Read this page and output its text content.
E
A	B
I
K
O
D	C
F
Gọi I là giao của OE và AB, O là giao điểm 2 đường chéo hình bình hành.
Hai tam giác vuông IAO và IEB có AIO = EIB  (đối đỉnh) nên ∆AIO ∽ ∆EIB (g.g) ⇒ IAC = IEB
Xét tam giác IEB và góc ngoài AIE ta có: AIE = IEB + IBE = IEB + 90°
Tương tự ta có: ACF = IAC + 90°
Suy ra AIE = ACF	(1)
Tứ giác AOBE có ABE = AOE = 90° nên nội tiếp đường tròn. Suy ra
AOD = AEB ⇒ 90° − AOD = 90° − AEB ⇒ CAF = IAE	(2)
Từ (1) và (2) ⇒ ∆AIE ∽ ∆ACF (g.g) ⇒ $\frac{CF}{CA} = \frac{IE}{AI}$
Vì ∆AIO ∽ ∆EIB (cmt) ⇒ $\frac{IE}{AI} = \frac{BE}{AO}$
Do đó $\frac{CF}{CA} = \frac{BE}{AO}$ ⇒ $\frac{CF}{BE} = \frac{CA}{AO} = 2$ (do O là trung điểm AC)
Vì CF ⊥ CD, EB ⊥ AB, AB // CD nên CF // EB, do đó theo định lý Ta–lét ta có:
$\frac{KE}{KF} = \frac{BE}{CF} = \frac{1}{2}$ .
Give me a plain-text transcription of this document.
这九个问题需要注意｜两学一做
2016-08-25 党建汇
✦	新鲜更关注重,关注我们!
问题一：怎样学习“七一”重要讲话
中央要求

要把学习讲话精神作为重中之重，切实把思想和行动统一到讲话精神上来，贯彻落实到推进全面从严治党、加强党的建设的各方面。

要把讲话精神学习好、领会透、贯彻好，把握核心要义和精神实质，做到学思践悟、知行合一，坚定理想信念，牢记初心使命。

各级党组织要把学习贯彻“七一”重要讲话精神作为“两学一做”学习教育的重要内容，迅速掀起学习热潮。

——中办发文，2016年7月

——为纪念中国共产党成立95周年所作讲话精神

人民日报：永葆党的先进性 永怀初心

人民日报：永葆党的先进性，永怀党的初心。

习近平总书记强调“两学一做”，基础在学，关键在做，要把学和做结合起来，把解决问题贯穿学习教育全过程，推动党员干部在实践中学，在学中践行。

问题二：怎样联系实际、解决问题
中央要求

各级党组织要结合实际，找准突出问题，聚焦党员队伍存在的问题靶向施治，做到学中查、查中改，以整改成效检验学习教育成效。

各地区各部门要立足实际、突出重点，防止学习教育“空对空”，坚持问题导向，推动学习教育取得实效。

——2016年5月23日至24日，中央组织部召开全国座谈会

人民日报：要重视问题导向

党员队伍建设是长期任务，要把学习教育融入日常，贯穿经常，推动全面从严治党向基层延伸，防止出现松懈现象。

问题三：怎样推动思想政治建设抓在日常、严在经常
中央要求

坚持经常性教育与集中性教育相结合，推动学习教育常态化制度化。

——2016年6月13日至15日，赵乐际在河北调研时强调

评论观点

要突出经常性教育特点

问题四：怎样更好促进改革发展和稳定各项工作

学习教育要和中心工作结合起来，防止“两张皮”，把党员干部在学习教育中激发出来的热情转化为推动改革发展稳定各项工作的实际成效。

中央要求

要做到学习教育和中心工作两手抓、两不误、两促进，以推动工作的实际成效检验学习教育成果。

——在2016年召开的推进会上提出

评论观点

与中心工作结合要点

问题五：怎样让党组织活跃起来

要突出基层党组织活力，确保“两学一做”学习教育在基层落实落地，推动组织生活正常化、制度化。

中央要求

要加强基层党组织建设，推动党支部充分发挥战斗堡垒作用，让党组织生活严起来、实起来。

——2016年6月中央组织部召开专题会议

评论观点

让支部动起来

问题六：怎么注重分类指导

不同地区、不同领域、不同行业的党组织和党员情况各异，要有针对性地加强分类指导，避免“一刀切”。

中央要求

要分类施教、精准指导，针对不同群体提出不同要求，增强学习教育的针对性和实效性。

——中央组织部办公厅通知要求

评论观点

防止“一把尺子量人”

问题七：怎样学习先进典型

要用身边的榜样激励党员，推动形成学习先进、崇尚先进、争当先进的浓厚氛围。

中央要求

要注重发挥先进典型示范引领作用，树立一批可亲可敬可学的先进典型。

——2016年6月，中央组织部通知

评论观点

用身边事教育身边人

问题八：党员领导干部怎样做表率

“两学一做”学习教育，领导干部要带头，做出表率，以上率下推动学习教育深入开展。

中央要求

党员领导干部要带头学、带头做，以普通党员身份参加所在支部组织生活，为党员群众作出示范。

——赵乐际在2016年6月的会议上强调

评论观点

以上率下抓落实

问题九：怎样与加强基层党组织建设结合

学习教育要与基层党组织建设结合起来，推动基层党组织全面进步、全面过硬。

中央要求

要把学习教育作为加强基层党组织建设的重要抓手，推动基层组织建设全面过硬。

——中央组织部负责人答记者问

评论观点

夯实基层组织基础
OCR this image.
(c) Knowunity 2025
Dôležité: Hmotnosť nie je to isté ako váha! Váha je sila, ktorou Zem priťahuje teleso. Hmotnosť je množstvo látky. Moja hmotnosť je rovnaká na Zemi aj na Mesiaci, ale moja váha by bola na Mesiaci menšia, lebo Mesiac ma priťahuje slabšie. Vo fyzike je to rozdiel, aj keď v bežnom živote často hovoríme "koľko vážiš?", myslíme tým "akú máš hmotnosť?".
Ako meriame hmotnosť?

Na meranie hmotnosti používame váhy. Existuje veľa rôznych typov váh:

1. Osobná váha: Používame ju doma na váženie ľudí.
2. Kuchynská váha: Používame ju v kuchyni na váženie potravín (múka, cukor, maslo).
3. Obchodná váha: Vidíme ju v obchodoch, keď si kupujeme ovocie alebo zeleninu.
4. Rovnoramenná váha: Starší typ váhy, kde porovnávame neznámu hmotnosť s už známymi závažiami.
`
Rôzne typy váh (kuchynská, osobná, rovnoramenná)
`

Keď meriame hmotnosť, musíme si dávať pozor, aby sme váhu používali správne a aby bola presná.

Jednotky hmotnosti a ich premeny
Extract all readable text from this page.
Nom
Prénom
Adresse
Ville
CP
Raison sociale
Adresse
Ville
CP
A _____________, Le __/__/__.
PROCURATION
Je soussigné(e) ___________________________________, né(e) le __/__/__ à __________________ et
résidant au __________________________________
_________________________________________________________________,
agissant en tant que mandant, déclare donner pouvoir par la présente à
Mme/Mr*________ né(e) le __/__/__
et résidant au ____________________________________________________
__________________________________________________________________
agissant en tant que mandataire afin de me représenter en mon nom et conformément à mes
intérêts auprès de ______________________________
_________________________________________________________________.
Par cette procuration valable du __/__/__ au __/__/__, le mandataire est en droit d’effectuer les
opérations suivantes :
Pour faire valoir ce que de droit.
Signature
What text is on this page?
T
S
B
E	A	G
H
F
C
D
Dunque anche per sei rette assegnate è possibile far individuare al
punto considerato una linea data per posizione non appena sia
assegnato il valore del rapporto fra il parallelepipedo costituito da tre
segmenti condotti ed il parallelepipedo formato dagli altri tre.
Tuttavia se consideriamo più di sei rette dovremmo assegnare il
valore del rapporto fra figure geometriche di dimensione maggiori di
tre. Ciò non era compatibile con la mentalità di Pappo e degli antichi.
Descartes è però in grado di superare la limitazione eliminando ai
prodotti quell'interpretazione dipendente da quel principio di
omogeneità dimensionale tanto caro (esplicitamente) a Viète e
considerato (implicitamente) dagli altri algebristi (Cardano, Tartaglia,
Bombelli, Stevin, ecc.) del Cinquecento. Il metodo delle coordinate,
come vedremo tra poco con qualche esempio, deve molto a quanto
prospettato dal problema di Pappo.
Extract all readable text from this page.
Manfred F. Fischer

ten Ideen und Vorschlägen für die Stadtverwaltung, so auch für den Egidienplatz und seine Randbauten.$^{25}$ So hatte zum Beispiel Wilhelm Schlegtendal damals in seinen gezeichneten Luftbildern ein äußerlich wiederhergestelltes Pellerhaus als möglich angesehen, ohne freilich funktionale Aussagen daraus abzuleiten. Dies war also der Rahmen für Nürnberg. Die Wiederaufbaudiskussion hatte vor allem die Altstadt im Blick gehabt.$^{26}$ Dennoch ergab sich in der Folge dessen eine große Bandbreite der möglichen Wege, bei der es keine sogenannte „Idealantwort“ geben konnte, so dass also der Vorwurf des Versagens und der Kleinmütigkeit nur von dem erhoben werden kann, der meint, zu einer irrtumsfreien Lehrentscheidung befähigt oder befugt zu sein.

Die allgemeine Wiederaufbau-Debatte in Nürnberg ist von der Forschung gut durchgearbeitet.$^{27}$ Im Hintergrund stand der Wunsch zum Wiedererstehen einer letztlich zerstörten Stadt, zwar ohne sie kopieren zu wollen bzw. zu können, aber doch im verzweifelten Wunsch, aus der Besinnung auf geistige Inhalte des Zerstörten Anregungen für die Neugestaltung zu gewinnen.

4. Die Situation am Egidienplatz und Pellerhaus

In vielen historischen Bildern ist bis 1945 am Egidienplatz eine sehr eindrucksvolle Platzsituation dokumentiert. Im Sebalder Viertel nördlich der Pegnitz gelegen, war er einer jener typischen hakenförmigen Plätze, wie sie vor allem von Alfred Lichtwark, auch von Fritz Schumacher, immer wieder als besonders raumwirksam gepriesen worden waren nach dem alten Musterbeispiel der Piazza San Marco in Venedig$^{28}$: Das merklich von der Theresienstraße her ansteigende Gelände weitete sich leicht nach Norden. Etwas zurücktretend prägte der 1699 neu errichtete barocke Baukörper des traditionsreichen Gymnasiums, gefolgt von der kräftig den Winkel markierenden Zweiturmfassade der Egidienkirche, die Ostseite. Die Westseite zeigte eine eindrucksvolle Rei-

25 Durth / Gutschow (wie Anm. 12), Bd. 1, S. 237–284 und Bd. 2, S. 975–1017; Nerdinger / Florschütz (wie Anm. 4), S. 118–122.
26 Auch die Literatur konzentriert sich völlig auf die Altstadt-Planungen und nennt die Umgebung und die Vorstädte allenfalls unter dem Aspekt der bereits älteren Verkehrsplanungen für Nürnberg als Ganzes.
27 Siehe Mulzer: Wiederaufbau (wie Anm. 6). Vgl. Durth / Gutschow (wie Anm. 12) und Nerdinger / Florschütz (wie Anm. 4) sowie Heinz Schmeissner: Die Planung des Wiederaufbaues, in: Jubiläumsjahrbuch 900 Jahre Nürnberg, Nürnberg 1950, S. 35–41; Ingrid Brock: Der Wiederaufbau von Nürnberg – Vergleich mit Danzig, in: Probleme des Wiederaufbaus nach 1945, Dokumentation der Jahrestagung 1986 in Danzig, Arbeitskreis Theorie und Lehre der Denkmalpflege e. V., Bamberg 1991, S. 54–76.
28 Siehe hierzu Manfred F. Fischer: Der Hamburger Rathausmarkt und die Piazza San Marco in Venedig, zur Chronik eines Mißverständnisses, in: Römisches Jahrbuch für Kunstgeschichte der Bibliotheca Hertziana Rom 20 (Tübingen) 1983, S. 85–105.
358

**What the task asks**
Where a line holds "Piazza", copy that line.

**Solution**
In vielen historischen Bildern ist bis 1945 am Egidienplatz eine sehr eindrucksvolle Platzsituation dokumentiert. Im Sebalder Viertel nördlich der Pegnitz gelegen, war er einer jener typischen hakenförmigen Plätze, wie sie vor allem von Alfred Lichtwark, auch von Fritz Schumacher, immer wieder als besonders raumwirksam gepriesen worden waren nach dem alten Musterbeispiel der Piazza San Marco in Venedig$^{28}$: Das merklich von der Theresienstraße her ansteigende Gelände weitete sich leicht nach Norden. Etwas zurücktretend prägte der 1699 neu errichtete barocke Baukörper des traditionsreichen Gymnasiums, gefolgt von der kräftig den Winkel markierenden Zweiturmfassade der Egidienkirche, die Ostseite. Die Westseite zeigte eine eindrucksvolle Rei-
28 Siehe hierzu Manfred F. Fischer: Der Hamburger Rathausmarkt und die Piazza San Marco in Venedig, zur Chronik eines Mißverständnisses, in: Römisches Jahrbuch für Kunstgeschichte der Bibliotheca Hertziana Rom 20 (Tübingen) 1983, S. 85–105.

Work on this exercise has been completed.